(Stored items from a collection)
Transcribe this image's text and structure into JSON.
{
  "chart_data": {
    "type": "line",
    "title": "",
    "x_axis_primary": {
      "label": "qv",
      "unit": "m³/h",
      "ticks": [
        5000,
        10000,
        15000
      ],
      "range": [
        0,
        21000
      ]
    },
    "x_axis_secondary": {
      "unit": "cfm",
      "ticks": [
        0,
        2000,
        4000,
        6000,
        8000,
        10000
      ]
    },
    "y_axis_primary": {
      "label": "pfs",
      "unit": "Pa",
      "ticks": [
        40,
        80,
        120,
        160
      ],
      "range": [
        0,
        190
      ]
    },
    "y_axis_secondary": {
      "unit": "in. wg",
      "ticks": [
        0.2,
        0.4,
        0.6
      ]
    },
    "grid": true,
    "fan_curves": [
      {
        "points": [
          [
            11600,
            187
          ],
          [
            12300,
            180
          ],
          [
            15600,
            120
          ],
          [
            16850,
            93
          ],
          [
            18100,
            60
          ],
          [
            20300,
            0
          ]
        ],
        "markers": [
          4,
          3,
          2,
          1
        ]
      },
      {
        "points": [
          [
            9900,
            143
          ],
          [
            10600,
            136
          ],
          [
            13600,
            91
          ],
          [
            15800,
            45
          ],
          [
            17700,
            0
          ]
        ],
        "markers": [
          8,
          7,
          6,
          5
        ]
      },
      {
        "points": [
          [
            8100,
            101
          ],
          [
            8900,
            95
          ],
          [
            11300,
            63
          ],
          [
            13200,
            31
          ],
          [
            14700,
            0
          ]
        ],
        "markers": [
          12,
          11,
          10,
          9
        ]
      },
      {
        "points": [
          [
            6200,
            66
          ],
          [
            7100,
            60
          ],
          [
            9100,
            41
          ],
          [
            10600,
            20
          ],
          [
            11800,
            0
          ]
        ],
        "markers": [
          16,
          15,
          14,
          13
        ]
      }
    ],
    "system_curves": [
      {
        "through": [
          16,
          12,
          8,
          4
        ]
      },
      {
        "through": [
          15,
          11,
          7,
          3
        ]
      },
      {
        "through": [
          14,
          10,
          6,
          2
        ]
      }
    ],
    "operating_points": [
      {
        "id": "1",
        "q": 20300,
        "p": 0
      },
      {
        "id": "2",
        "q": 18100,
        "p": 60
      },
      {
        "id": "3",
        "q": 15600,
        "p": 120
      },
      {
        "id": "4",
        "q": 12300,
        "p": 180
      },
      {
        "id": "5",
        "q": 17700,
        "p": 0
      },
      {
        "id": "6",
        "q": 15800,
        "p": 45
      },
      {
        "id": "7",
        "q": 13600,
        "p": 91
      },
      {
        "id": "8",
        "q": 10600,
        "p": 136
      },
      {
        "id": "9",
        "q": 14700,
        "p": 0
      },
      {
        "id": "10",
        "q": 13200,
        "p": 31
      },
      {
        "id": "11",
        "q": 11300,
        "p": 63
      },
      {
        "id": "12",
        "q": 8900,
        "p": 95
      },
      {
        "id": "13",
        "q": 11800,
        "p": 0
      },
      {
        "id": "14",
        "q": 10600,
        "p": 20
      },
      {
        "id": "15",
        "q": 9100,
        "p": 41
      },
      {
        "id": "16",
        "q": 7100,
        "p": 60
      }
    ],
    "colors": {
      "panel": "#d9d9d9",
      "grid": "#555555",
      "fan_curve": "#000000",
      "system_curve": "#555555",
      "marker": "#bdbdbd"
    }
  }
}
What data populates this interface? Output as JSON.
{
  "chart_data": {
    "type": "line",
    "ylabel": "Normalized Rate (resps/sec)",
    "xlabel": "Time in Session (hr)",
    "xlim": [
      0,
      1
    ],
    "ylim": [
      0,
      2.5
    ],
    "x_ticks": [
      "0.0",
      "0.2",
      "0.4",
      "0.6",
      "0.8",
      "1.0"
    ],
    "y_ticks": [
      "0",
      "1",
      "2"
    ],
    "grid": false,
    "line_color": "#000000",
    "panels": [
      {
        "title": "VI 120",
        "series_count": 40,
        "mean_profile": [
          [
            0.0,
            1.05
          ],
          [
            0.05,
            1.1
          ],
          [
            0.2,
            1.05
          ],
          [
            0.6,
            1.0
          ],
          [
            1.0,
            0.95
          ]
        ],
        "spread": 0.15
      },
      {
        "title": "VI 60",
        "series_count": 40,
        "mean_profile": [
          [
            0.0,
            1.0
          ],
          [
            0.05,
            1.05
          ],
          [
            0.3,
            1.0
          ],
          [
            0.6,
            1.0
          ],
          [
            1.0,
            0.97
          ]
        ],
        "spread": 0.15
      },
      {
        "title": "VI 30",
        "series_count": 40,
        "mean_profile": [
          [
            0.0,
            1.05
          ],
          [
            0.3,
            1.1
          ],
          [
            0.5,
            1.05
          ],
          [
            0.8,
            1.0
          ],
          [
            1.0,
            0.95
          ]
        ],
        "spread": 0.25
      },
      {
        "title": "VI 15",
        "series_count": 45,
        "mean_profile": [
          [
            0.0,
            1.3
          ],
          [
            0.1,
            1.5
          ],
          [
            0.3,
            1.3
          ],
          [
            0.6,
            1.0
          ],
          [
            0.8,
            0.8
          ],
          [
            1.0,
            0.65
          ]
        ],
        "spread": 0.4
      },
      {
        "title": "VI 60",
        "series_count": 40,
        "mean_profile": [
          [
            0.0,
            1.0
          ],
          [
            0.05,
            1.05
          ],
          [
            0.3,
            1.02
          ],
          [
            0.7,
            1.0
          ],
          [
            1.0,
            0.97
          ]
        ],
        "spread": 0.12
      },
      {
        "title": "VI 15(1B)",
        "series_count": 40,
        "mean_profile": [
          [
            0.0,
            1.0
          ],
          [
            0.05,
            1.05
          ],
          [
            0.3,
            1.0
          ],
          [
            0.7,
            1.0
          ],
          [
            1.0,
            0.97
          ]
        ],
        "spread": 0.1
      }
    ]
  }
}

● WRITTEN INSTRUCTION: Reproduce the listing above verbatim, from first line to last.

● THE RESPONSE:
Transcribe this image's text and structure into JSON.
{
  "chart_data": {
    "type": "line",
    "title": "",
    "x_axis_primary": {
      "label": "qv",
      "unit": "m³/h",
      "ticks": [
        5000,
        10000,
        15000
      ],
      "range": [
        0,
        21000
      ]
    },
    "x_axis_secondary": {
      "unit": "cfm",
      "ticks": [
        0,
        2000,
        4000,
        6000,
        8000,
        10000
      ]
    },
    "y_axis_primary": {
      "label": "pfs",
      "unit": "Pa",
      "ticks": [
        40,
        80,
        120,
        160
      ],
      "range": [
        0,
        190
      ]
    },
    "y_axis_secondary": {
      "unit": "in. wg",
      "ticks": [
        0.2,
        0.4,
        0.6
      ]
    },
    "grid": true,
    "fan_curves": [
      {
        "points": [
          [
            11600,
            187
          ],
          [
            12300,
            180
          ],
          [
            15600,
            120
          ],
          [
            16850,
            93
          ],
          [
            18100,
            60
          ],
          [
            20300,
            0
          ]
        ],
        "markers": [
          4,
          3,
          2,
          1
        ]
      },
      {
        "points": [
          [
            9900,
            143
          ],
          [
            10600,
            136
          ],
          [
            13600,
            91
          ],
          [
            15800,
            45
          ],
          [
            17700,
            0
          ]
        ],
        "markers": [
          8,
          7,
          6,
          5
        ]
      },
      {
        "points": [
          [
            8100,
            101
          ],
          [
            8900,
            95
          ],
          [
            11300,
            63
          ],
          [
            13200,
            31
          ],
          [
            14700,
            0
          ]
        ],
        "markers": [
          12,
          11,
          10,
          9
        ]
      },
      {
        "points": [
          [
            6200,
            66
          ],
          [
            7100,
            60
          ],
          [
            9100,
            41
          ],
          [
            10600,
            20
          ],
          [
            11800,
            0
          ]
        ],
        "markers": [
          16,
          15,
          14,
          13
        ]
      }
    ],
    "system_curves": [
      {
        "through": [
          16,
          12,
          8,
          4
        ]
      },
      {
        "through": [
          15,
          11,
          7,
          3
        ]
      },
      {
        "through": [
          14,
          10,
          6,
          2
        ]
      }
    ],
    "operating_points": [
      {
        "id": "1",
        "q": 20300,
        "p": 0
      },
      {
        "id": "2",
        "q": 18100,
        "p": 60
      },
      {
        "id": "3",
        "q": 15600,
        "p": 120
      },
      {
        "id": "4",
        "q": 12300,
        "p": 180
      },
      {
        "id": "5",
        "q": 17700,
        "p": 0
      },
      {
        "id": "6",
        "q": 15800,
        "p": 45
      },
      {
        "id": "7",
        "q": 13600,
        "p": 91
      },
      {
        "id": "8",
        "q": 10600,
        "p": 136
      },
      {
        "id": "9",
        "q": 14700,
        "p": 0
      },
      {
        "id": "10",
        "q": 13200,
        "p": 31
      },
      {
        "id": "11",
        "q": 11300,
        "p": 63
      },
      {
        "id": "12",
        "q": 8900,
        "p": 95
      },
      {
        "id": "13",
        "q": 11800,
        "p": 0
      },
      {
        "id": "14",
        "q": 10600,
        "p": 20
      },
      {
        "id": "15",
        "q": 9100,
        "p": 41
      },
      {
        "id": "16",
        "q": 7100,
        "p": 60
      }
    ],
    "colors": {
      "panel": "#d9d9d9",
      "grid": "#555555",
      "fan_curve": "#000000",
      "system_curve": "#555555",
      "marker": "#bdbdbd"
    }
  }
}
What data populates this interface? Output as JSON.
{
  "chart_data": {
    "type": "line",
    "ylabel": "Normalized Rate (resps/sec)",
    "xlabel": "Time in Session (hr)",
    "xlim": [
      0,
      1
    ],
    "ylim": [
      0,
      2.5
    ],
    "x_ticks": [
      "0.0",
      "0.2",
      "0.4",
      "0.6",
      "0.8",
      "1.0"
    ],
    "y_ticks": [
      "0",
      "1",
      "2"
    ],
    "grid": false,
    "line_color": "#000000",
    "panels": [
      {
        "title": "VI 120",
        "series_count": 40,
        "mean_profile": [
          [
            0.0,
            1.05
          ],
          [
            0.05,
            1.1
          ],
          [
            0.2,
            1.05
          ],
          [
            0.6,
            1.0
          ],
          [
            1.0,
            0.95
          ]
        ],
        "spread": 0.15
      },
      {
        "title": "VI 60",
        "series_count": 40,
        "mean_profile": [
          [
            0.0,
            1.0
          ],
          [
            0.05,
            1.05
          ],
          [
            0.3,
            1.0
          ],
          [
            0.6,
            1.0
          ],
          [
            1.0,
            0.97
          ]
        ],
        "spread": 0.15
      },
      {
        "title": "VI 30",
        "series_count": 40,
        "mean_profile": [
          [
            0.0,
            1.05
          ],
          [
            0.3,
            1.1
          ],
          [
            0.5,
            1.05
          ],
          [
            0.8,
            1.0
          ],
          [
            1.0,
            0.95
          ]
        ],
        "spread": 0.25
      },
      {
        "title": "VI 15",
        "series_count": 45,
        "mean_profile": [
          [
            0.0,
            1.3
          ],
          [
            0.1,
            1.5
          ],
          [
            0.3,
            1.3
          ],
          [
            0.6,
            1.0
          ],
          [
            0.8,
            0.8
          ],
          [
            1.0,
            0.65
          ]
        ],
        "spread": 0.4
      },
      {
        "title": "VI 60",
        "series_count": 40,
        "mean_profile": [
          [
            0.0,
            1.0
          ],
          [
            0.05,
            1.05
          ],
          [
            0.3,
            1.02
          ],
          [
            0.7,
            1.0
          ],
          [
            1.0,
            0.97
          ]
        ],
        "spread": 0.12
      },
      {
        "title": "VI 15(1B)",
        "series_count": 40,
        "mean_profile": [
          [
            0.0,
            1.0
          ],
          [
            0.05,
            1.05
          ],
          [
            0.3,
            1.0
          ],
          [
            0.7,
            1.0
          ],
          [
            1.0,
            0.97
          ]
        ],
        "spread": 0.1
      }
    ]
  }
}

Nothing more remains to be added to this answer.